TAREFAS:
a - Transcreva, do texto sobre a educação de crianças migrantes, a passagem que vai de "Em Indaial (SC), a" até "com os colegas.".
b - De acordo com o texto sobre a educação de crianças migrantes, quantos alunos imigrantes estudam na Escola Básica Municipal Rudolfo Alfarth?

TRECHO SELECIONADO:
******
Segundo dados do Educa IBGE, levantados em agosto de 2025, cerca de 1 milhão de pessoas nascidas em outros países vivem no Brasil: 70,3% a mais que em 2010 (592 mil pessoas). A chegada dessas famílias representa um desafio para o sistema educacional, que precisa se reinventar para garantir acesso, permanência e qualidade no ensino.
Na teoria, toda criança migrante tem direito imediato à educação pública no Brasil. A Lei de Diretrizes e Bases da Educação Nacional (LDB) e o Estatuto do Refugiado asseguram matrícula gratuita, mesmo sem a apresentação de documentos. Na prática, no entanto, nem todas as escolas estão preparadas para lidar com a ausência de certidão de nascimento, histórico escolar ou carteiras de vacinação, exigências comuns no processo de ingresso.
Em Indaial (SC), a Secretaria Municipal de Educação garante a matrícula e acompanha os trâmites até a regularização. “A rede municipal de ensino assegura o direito de matrícula imediata e oferece acompanhamento até a regularização da situação, evitando qualquer prejuízo ao acesso à educação”, afirma o secretário de Educação, Manoel Boaventura.
Se a documentação é o primeiro obstáculo, a língua se torna o mais complexo. Muitos estudantes chegam sem falar português, o que dificulta tanto a compreensão das aulas quanto a socialização com os colegas.
“No momento não temos protocolos específicos para migrantes, mas a acolhida é feita pela própria direção da escola”, explica Sabrina Lance, coordenadora do Ensino Fundamental de Indaial. Ela reconhece que ainda faltam programas formais de capacitação para professores, capazes de lidar com a diversidade linguística e cultural.
Na Escola Básica Municipal Rudolfo Alfarth, também em Indaial, a realidade já é visível: 25 alunos imigrantes, a maioria venezuelanos, estão distribuídos em diferentes séries, com turmas que chegam a ter três estudantes migrantes.
A experiência das famílias confirma que o processo de adaptação envolve desafios, mas também avanços diários. Elba Marines Rodrigues, mãe de Emiliannys, Emyli e Santiago, três estudantes migrantes da Escola Rudolfo Alfarth, conta que aprender um novo idioma e uma nova cultura foi um caminho longo, mas transformador.
“A educação no Brasil é um tema desafiador para estrangeiros, pois eles precisam aprender outro idioma e outra cultura. Em nossas experiências, todos os dias eles aprendem algo novo na escola. Devemos agradecer ao Brasil, especialmente a Santa Catarina, por permitir que eles estudassem e por serem bons alunos. Os professores recebem 80% dos créditos, porque frequentemente dedicam tempo para aprender um pouco do nosso idioma, o espanhol. Graças a eles, meus filhos estão empenhados em querer aprender mais. Independentemente dos obstáculos, é importante enfrentá-los”, relata.
******
DADOS BRUTOS:
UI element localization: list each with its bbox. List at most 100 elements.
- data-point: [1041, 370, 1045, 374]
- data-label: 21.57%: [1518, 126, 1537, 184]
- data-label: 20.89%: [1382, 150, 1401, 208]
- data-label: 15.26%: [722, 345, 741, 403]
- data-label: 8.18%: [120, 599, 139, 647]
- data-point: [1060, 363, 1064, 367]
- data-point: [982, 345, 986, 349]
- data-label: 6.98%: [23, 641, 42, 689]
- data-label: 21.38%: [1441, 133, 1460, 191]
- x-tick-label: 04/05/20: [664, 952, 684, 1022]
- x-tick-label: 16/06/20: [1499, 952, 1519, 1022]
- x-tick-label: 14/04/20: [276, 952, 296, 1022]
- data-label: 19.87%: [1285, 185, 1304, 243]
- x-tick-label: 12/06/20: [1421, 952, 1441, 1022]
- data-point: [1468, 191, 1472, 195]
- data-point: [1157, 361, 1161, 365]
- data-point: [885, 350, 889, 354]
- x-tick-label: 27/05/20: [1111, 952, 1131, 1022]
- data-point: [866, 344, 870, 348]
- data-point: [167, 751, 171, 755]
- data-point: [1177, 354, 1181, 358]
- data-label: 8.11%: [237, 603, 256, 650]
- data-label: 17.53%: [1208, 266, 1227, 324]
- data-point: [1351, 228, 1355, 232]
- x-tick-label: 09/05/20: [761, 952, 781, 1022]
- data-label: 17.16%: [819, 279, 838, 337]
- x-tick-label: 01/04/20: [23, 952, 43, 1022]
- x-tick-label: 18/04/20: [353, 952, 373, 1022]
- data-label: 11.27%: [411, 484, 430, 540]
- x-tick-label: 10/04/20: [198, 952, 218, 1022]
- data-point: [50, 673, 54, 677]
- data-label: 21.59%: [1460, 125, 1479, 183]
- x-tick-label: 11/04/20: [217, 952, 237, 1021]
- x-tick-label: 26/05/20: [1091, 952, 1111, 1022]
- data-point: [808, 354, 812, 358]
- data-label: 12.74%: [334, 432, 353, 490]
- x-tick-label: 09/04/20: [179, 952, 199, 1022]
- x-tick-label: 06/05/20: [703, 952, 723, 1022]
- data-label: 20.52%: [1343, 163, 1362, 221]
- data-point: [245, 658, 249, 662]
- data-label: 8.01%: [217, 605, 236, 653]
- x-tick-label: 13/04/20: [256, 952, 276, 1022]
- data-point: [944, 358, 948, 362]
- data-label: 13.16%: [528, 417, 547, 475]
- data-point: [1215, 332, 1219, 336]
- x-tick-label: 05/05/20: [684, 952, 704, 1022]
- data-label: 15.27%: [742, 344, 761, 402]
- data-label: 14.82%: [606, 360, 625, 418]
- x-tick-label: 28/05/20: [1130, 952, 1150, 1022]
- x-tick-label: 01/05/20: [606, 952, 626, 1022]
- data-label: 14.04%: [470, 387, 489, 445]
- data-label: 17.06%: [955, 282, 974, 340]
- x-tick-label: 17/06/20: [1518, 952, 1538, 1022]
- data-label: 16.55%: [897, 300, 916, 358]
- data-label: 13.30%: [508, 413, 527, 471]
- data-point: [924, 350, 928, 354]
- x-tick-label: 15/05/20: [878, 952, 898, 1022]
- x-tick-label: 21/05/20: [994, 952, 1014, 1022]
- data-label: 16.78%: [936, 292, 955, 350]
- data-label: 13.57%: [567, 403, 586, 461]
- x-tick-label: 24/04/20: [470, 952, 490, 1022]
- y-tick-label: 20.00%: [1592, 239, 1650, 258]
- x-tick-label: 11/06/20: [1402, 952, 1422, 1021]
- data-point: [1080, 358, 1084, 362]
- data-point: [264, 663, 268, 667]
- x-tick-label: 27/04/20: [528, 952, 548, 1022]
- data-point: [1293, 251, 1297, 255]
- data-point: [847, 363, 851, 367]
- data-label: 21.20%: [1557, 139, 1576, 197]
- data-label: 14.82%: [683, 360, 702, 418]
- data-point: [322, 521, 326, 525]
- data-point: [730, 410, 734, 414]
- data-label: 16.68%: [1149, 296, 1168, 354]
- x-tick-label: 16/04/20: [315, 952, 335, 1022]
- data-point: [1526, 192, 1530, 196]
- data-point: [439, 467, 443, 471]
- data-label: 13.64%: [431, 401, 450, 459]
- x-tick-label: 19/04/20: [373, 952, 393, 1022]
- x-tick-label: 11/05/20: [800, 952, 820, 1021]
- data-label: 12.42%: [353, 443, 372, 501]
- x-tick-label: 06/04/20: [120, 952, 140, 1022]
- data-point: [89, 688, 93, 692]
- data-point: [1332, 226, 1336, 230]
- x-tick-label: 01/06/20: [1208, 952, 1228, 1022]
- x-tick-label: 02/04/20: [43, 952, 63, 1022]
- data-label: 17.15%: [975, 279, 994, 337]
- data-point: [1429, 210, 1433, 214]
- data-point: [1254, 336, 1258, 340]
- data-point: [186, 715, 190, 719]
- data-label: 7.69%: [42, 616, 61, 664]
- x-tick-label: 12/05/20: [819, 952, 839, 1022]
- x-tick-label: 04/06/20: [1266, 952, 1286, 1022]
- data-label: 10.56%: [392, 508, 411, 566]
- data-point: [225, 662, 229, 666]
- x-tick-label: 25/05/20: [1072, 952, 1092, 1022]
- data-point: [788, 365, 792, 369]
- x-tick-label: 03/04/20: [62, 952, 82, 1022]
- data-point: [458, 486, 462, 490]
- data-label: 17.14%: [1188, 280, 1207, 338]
******
TAREFAS RESOLVIDAS:
a -
Em Indaial (SC), a Secretaria Municipal de Educação garante a matrícula e acompanha os trâmites até a regularização. “A rede municipal de ensino assegura o direito de matrícula imediata e oferece acompanhamento até a regularização da situação, evitando qualquer prejuízo ao acesso à educação”, afirma o secretário de Educação, Manoel Boaventura.
Se a documentação é o primeiro obstáculo, a língua se torna o mais complexo. Muitos estudantes chegam sem falar português, o que dificulta tanto a compreensão das aulas quanto a socialização com os colegas.

b - São 25 alunos imigrantes, em sua maioria venezuelanos.